**Given entries**:
+===+
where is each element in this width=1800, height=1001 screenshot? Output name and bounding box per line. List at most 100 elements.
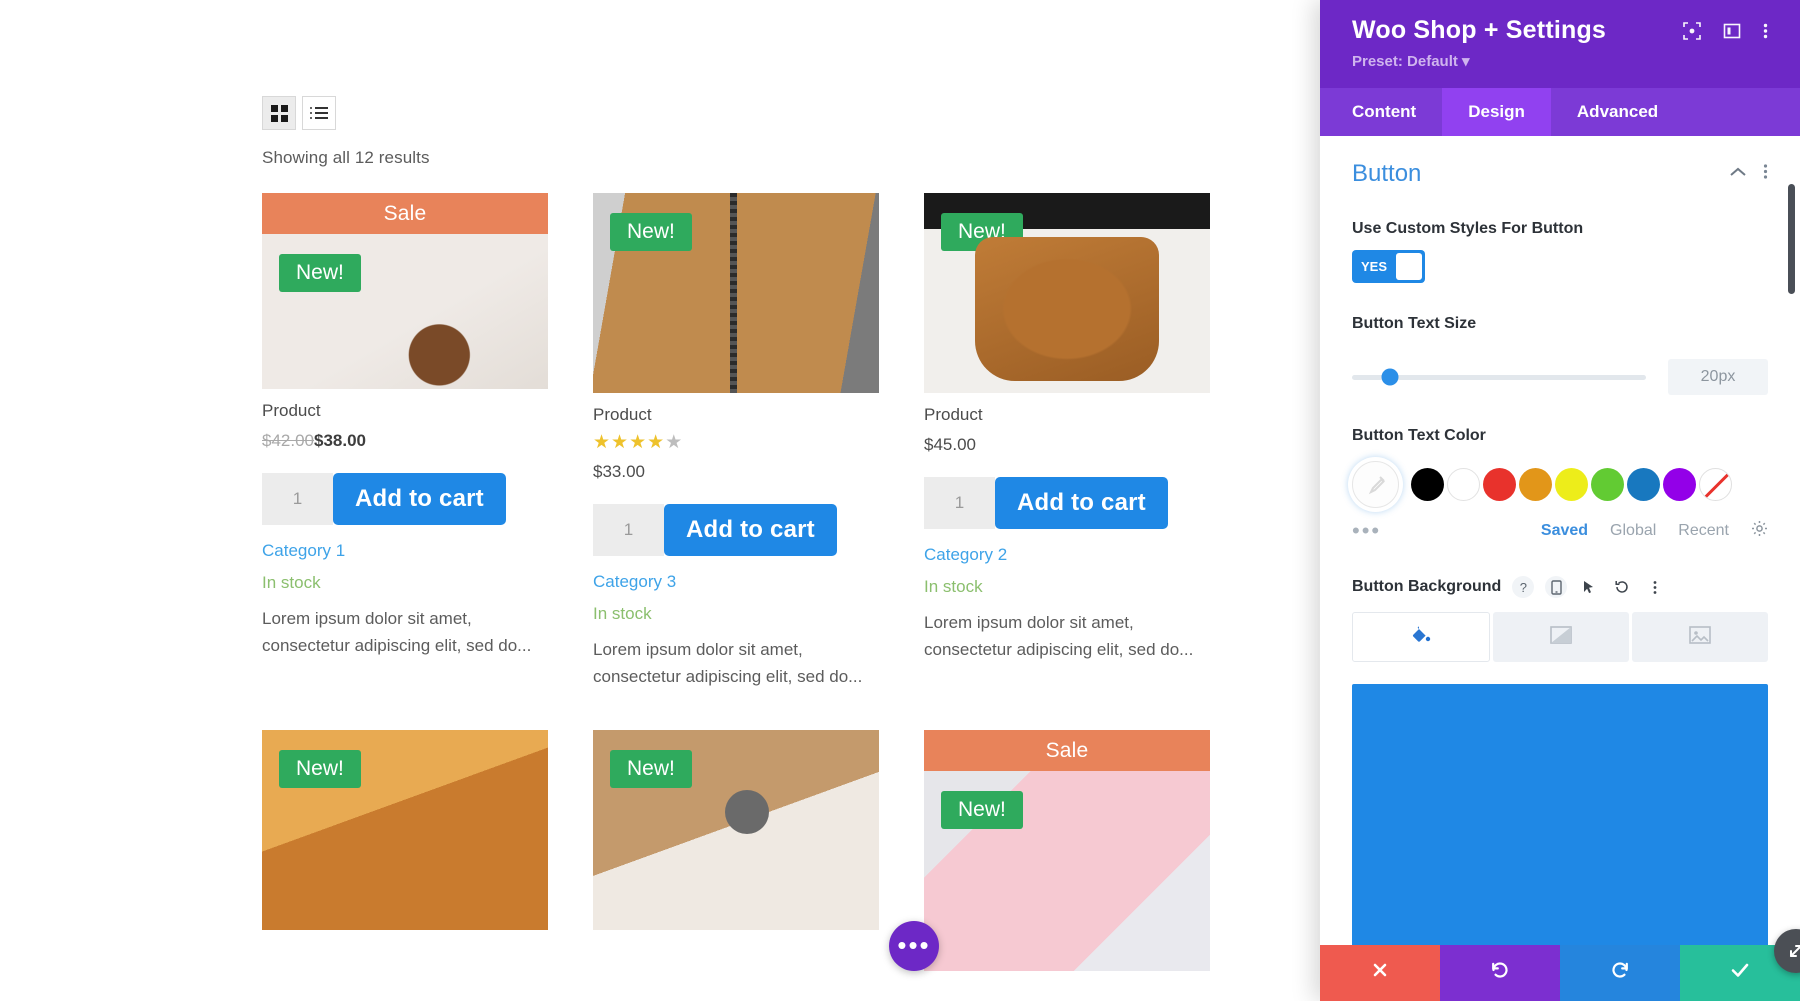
kebab-menu-icon[interactable] [1644,576,1666,598]
swatch-red[interactable] [1483,468,1516,501]
text-size-value[interactable]: 20px [1668,359,1768,395]
product-card[interactable]: New! [593,730,879,971]
product-price: $45.00 [924,435,1210,455]
product-category-link[interactable]: Category 2 [924,545,1210,565]
chevron-down-icon: ▾ [1462,53,1470,70]
undo-button[interactable] [1440,945,1560,1001]
product-image[interactable]: New! [593,730,879,931]
cancel-button[interactable] [1320,945,1440,1001]
swatch-yellow[interactable] [1555,468,1588,501]
product-image[interactable]: New! [924,193,1210,393]
background-tab-image[interactable] [1632,612,1768,662]
add-to-cart-button[interactable]: Add to cart [664,504,837,556]
help-icon[interactable]: ? [1512,576,1535,598]
redo-button[interactable] [1560,945,1680,1001]
product-image[interactable]: New! [924,771,1210,972]
product-card[interactable]: New! Product $45.00 Add to cart Category… [924,193,1210,690]
toggle-value: YES [1361,259,1388,274]
undo-icon [1489,959,1511,987]
new-badge: New! [941,791,1023,830]
swatch-purple[interactable] [1663,468,1696,501]
grid-icon [270,104,288,122]
text-color-swatches [1352,461,1768,508]
product-description: Lorem ipsum dolor sit amet, consectetur … [924,613,1194,660]
panel-title: Woo Shop + Settings [1352,16,1607,44]
quantity-input[interactable] [593,504,664,556]
gear-icon[interactable] [1751,520,1768,542]
product-card[interactable]: Sale New! [924,730,1210,972]
swatch-blue[interactable] [1627,468,1660,501]
sale-banner: Sale [924,730,1210,772]
background-tab-color[interactable] [1352,612,1490,662]
swatch-black[interactable] [1411,468,1444,501]
storefront-preview: Showing all 12 results Sale New! Product… [0,0,1230,1001]
view-toggle [262,96,1222,130]
product-image[interactable]: New! [593,193,879,393]
color-tab-global[interactable]: Global [1610,522,1656,540]
panel-body: Button Use Custom Styles For Button YES [1320,136,1800,945]
custom-styles-toggle[interactable]: YES [1352,250,1425,283]
product-card[interactable]: New! [262,730,548,971]
product-title: Product [924,405,983,424]
close-icon [1370,960,1390,986]
results-count: Showing all 12 results [262,148,430,167]
product-title: Product [593,405,652,424]
tab-advanced[interactable]: Advanced [1551,88,1684,136]
preset-label: Preset: Default [1352,53,1458,70]
section-header-button: Button [1352,160,1768,188]
list-view-button[interactable] [302,96,336,130]
preset-selector[interactable]: Preset: Default ▾ [1352,52,1606,88]
swatch-none[interactable] [1699,468,1732,501]
stock-status: In stock [924,577,983,596]
product-grid: Sale New! Product $42.00$38.00 Add to ca… [262,193,1222,972]
layout-icon[interactable] [1723,22,1741,40]
new-badge: New! [941,213,1023,252]
new-badge: New! [610,213,692,252]
product-image[interactable]: New! [262,730,548,931]
swatch-orange[interactable] [1519,468,1552,501]
new-badge: New! [279,750,361,789]
kebab-menu-icon[interactable] [1763,163,1768,185]
color-options-row: ••• Saved Global Recent [1352,520,1768,542]
kebab-menu-icon[interactable] [1763,22,1768,40]
price-old: $42.00 [262,431,314,450]
product-category-link[interactable]: Category 1 [262,541,548,561]
tab-design[interactable]: Design [1442,88,1551,136]
more-colors-button[interactable]: ••• [1352,520,1472,542]
button-background-row: Button Background ? [1352,576,1768,598]
hover-icon[interactable] [1578,576,1600,598]
add-to-cart-button[interactable]: Add to cart [333,473,506,525]
redo-icon [1609,959,1631,987]
responsive-icon[interactable] [1545,576,1568,598]
background-tab-gradient[interactable] [1493,612,1629,662]
quantity-input[interactable] [262,473,333,525]
cart-row: Add to cart [262,473,548,525]
new-badge: New! [279,254,361,293]
chevron-up-icon[interactable] [1729,165,1747,183]
text-size-slider[interactable] [1352,368,1646,386]
tab-content[interactable]: Content [1320,88,1442,136]
rating-stars: ★★★★★ [593,432,684,453]
reset-icon[interactable] [1611,576,1633,598]
panel-scrollbar[interactable] [1788,184,1795,294]
eyedropper-icon[interactable] [1352,461,1399,508]
image-icon [1688,625,1712,650]
product-category-link[interactable]: Category 3 [593,572,879,592]
slider-knob[interactable] [1381,368,1399,386]
background-color-preview[interactable] [1352,684,1768,945]
color-tab-saved[interactable]: Saved [1541,522,1588,540]
floating-more-options-button[interactable]: ••• [889,921,939,971]
product-card[interactable]: Sale New! Product $42.00$38.00 Add to ca… [262,193,548,690]
product-description: Lorem ipsum dolor sit amet, consectetur … [262,609,532,656]
focus-icon[interactable] [1683,22,1701,40]
check-icon [1729,959,1751,987]
swatch-white[interactable] [1447,468,1480,501]
swatch-green[interactable] [1591,468,1624,501]
product-image[interactable]: New! [262,234,548,389]
add-to-cart-button[interactable]: Add to cart [995,477,1168,529]
grid-view-button[interactable] [262,96,296,130]
product-card[interactable]: New! Product ★★★★★ $33.00 Add to cart Ca… [593,193,879,690]
price-new: $38.00 [314,431,366,450]
color-tab-recent[interactable]: Recent [1678,522,1729,540]
quantity-input[interactable] [924,477,995,529]
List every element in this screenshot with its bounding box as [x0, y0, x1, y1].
+===+
**What this task involves**: Please quote every line of the records above verbatim, leaving out the pictures.

**Result for this exercise**:
where is each element in this width=1800, height=1001 screenshot? Output name and bounding box per line. List at most 100 elements.
kebab-menu-icon[interactable] [1644,576,1666,598]
swatch-red[interactable] [1483,468,1516,501]
text-size-value[interactable]: 20px [1668,359,1768,395]
product-card[interactable]: New! [593,730,879,971]
product-price: $45.00 [924,435,1210,455]
product-category-link[interactable]: Category 2 [924,545,1210,565]
chevron-down-icon: ▾ [1462,53,1470,70]
undo-button[interactable] [1440,945,1560,1001]
product-image[interactable]: New! [593,730,879,931]
cancel-button[interactable] [1320,945,1440,1001]
swatch-yellow[interactable] [1555,468,1588,501]
product-image[interactable]: New! [924,193,1210,393]
background-tab-image[interactable] [1632,612,1768,662]
add-to-cart-button[interactable]: Add to cart [664,504,837,556]
help-icon[interactable]: ? [1512,576,1535,598]
redo-button[interactable] [1560,945,1680,1001]
product-image[interactable]: New! [924,771,1210,972]
product-card[interactable]: New! Product $45.00 Add to cart Category… [924,193,1210,690]
toggle-value: YES [1361,259,1388,274]
undo-icon [1489,959,1511,987]
new-badge: New! [941,791,1023,830]
swatch-purple[interactable] [1663,468,1696,501]
grid-icon [270,104,288,122]
text-color-swatches [1352,461,1768,508]
product-description: Lorem ipsum dolor sit amet, consectetur … [924,613,1194,660]
panel-title: Woo Shop + Settings [1352,16,1607,44]
quantity-input[interactable] [593,504,664,556]
gear-icon[interactable] [1751,520,1768,542]
product-card[interactable]: Sale New! [924,730,1210,972]
swatch-blue[interactable] [1627,468,1660,501]
sale-banner: Sale [924,730,1210,772]
background-tab-color[interactable] [1352,612,1490,662]
swatch-black[interactable] [1411,468,1444,501]
storefront-preview: Showing all 12 results Sale New! Product… [0,0,1230,1001]
view-toggle [262,96,1222,130]
product-image[interactable]: New! [593,193,879,393]
color-tab-global[interactable]: Global [1610,522,1656,540]
panel-body: Button Use Custom Styles For Button YES [1320,136,1800,945]
custom-styles-toggle[interactable]: YES [1352,250,1425,283]
product-card[interactable]: New! [262,730,548,971]
product-title: Product [924,405,983,424]
close-icon [1370,960,1390,986]
results-count: Showing all 12 results [262,148,430,167]
product-title: Product [593,405,652,424]
tab-advanced[interactable]: Advanced [1551,88,1684,136]
preset-label: Preset: Default [1352,53,1458,70]
section-header-button: Button [1352,160,1768,188]
list-view-button[interactable] [302,96,336,130]
preset-selector[interactable]: Preset: Default ▾ [1352,52,1606,88]
swatch-none[interactable] [1699,468,1732,501]
stock-status: In stock [924,577,983,596]
product-grid: Sale New! Product $42.00$38.00 Add to ca… [262,193,1222,972]
layout-icon[interactable] [1723,22,1741,40]
new-badge: New! [941,213,1023,252]
new-badge: New! [610,213,692,252]
product-image[interactable]: New! [262,730,548,931]
swatch-orange[interactable] [1519,468,1552,501]
new-badge: New! [279,750,361,789]
kebab-menu-icon[interactable] [1763,163,1768,185]
color-options-row: ••• Saved Global Recent [1352,520,1768,542]
kebab-menu-icon[interactable] [1763,22,1768,40]
price-old: $42.00 [262,431,314,450]
product-category-link[interactable]: Category 1 [262,541,548,561]
tab-design[interactable]: Design [1442,88,1551,136]
more-colors-button[interactable]: ••• [1352,520,1472,542]
button-background-row: Button Background ? [1352,576,1768,598]
hover-icon[interactable] [1578,576,1600,598]
add-to-cart-button[interactable]: Add to cart [333,473,506,525]
redo-icon [1609,959,1631,987]
responsive-icon[interactable] [1545,576,1568,598]
background-tab-gradient[interactable] [1493,612,1629,662]
quantity-input[interactable] [262,473,333,525]
cart-row: Add to cart [262,473,548,525]
new-badge: New! [279,254,361,293]
chevron-up-icon[interactable] [1729,165,1747,183]
text-size-slider[interactable] [1352,368,1646,386]
tab-content[interactable]: Content [1320,88,1442,136]
rating-stars: ★★★★★ [593,432,684,453]
reset-icon[interactable] [1611,576,1633,598]
panel-scrollbar[interactable] [1788,184,1795,294]
eyedropper-icon[interactable] [1352,461,1399,508]
image-icon [1688,625,1712,650]
product-category-link[interactable]: Category 3 [593,572,879,592]
slider-knob[interactable] [1381,368,1399,386]
background-color-preview[interactable] [1352,684,1768,945]
color-tab-saved[interactable]: Saved [1541,522,1588,540]
floating-more-options-button[interactable]: ••• [889,921,939,971]
product-card[interactable]: Sale New! Product $42.00$38.00 Add to ca… [262,193,548,690]
product-description: Lorem ipsum dolor sit amet, consectetur … [262,609,532,656]
focus-icon[interactable] [1683,22,1701,40]
check-icon [1729,959,1751,987]
swatch-white[interactable] [1447,468,1480,501]
swatch-green[interactable] [1591,468,1624,501]
product-image[interactable]: New! [262,234,548,389]
add-to-cart-button[interactable]: Add to cart [995,477,1168,529]
grid-view-button[interactable] [262,96,296,130]
product-card[interactable]: New! Product ★★★★★ $33.00 Add to cart Ca… [593,193,879,690]
price-new: $38.00 [314,431,366,450]
color-tab-recent[interactable]: Recent [1678,522,1729,540]
quantity-input[interactable] [924,477,995,529]
List every element in this screenshot with its bounding box as [x0, y0, x1, y1].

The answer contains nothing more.